■ **THE PROBLEM**: Look for the string "предложений" in every line, and copy each line that has it.
:::::
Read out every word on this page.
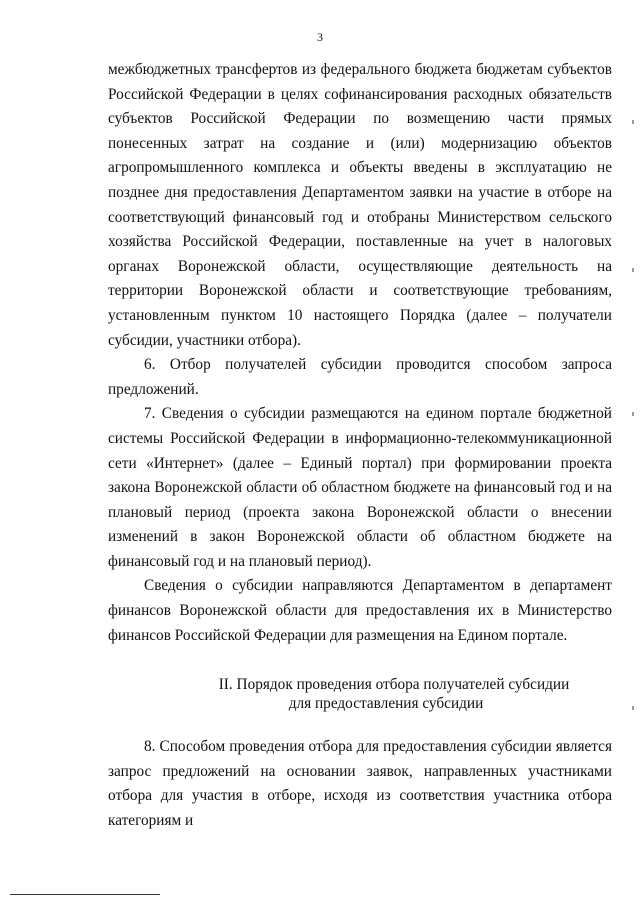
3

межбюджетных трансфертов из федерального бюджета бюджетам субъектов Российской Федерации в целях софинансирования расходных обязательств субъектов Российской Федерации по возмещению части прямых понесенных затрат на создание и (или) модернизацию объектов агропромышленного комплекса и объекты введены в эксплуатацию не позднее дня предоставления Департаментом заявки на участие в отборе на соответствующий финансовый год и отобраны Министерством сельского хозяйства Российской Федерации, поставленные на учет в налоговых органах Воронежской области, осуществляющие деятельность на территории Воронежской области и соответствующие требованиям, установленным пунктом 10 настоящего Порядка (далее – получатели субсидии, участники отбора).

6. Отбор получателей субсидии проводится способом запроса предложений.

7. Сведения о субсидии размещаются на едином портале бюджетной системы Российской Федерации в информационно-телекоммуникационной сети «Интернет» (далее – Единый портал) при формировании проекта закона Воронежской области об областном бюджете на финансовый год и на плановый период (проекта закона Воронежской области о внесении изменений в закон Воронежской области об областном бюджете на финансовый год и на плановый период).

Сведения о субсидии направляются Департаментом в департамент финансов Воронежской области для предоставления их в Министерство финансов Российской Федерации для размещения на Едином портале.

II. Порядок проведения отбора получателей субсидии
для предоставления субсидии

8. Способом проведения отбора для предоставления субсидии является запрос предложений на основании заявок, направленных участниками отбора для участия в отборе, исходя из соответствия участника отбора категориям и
:::::
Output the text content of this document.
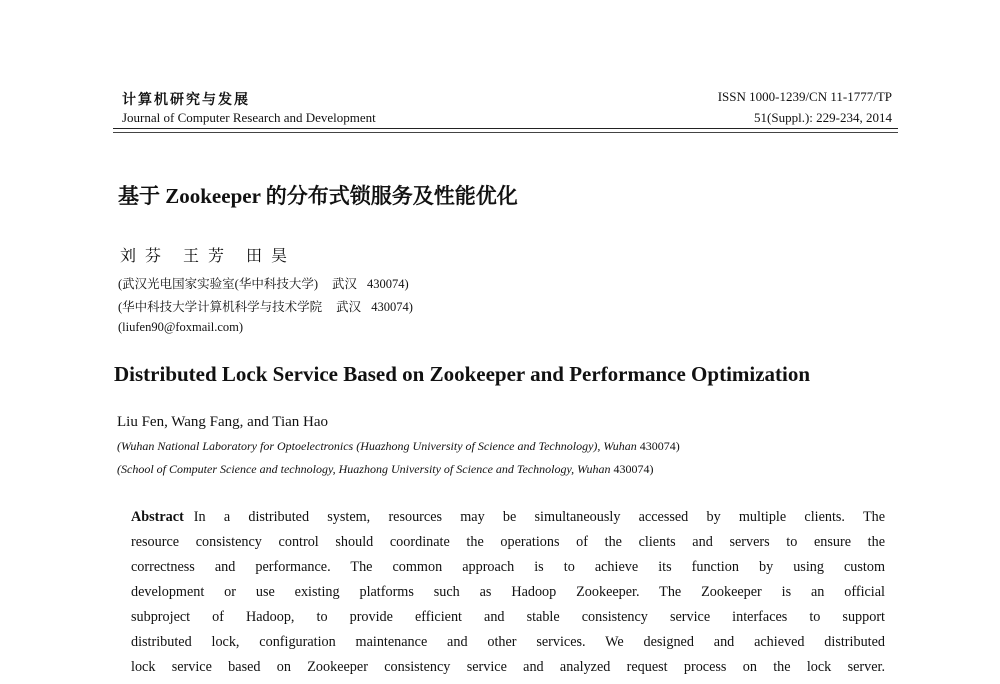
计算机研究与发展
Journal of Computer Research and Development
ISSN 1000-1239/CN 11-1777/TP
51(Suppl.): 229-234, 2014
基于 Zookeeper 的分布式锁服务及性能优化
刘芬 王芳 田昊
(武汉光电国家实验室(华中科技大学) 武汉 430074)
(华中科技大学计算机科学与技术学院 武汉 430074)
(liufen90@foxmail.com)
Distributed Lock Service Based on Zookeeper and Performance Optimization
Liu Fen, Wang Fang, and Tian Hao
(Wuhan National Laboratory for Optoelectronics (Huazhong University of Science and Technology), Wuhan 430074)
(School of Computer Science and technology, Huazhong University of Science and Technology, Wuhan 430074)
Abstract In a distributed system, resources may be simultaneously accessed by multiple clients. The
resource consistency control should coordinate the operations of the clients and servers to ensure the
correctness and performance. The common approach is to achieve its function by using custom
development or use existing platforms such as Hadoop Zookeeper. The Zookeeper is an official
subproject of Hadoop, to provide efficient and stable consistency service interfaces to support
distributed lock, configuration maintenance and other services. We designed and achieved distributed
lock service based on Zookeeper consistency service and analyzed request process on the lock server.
:::::
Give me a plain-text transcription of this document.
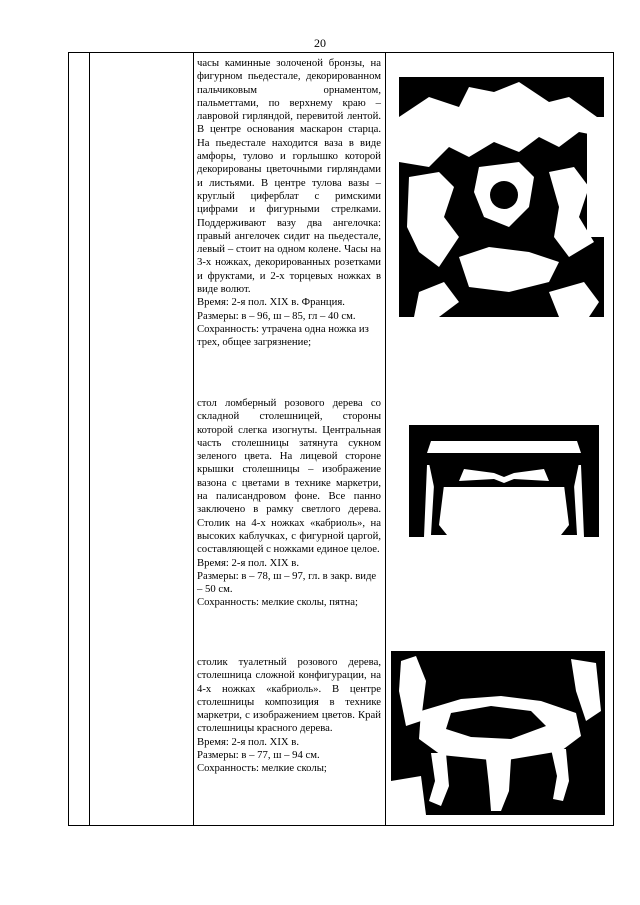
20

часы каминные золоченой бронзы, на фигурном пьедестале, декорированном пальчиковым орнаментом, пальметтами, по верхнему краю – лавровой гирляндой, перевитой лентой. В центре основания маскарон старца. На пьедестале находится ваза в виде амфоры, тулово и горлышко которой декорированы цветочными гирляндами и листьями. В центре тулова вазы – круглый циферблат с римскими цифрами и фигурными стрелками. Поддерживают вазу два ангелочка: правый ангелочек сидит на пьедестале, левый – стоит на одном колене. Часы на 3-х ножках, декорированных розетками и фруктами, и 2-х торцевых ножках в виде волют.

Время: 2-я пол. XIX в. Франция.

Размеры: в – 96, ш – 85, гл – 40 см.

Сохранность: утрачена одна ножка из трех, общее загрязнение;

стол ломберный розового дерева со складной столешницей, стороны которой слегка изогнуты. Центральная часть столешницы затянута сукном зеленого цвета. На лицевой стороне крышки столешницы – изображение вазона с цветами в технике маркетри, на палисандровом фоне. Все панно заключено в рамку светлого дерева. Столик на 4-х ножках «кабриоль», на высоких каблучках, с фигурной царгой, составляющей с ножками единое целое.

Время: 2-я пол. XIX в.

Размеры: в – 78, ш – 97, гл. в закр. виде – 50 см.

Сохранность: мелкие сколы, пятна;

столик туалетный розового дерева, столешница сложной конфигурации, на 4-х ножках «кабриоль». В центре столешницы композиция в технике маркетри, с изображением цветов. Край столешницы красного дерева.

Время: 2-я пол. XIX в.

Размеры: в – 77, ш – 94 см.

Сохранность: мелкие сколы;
:::::
■ **WRITTEN SOLUTION**:
6. Отбор получателей субсидии проводится способом запроса предложений.
8. Способом проведения отбора для предоставления субсидии является запрос предложений на основании заявок, направленных участниками отбора для участия в отборе, исходя из соответствия участника отбора категориям и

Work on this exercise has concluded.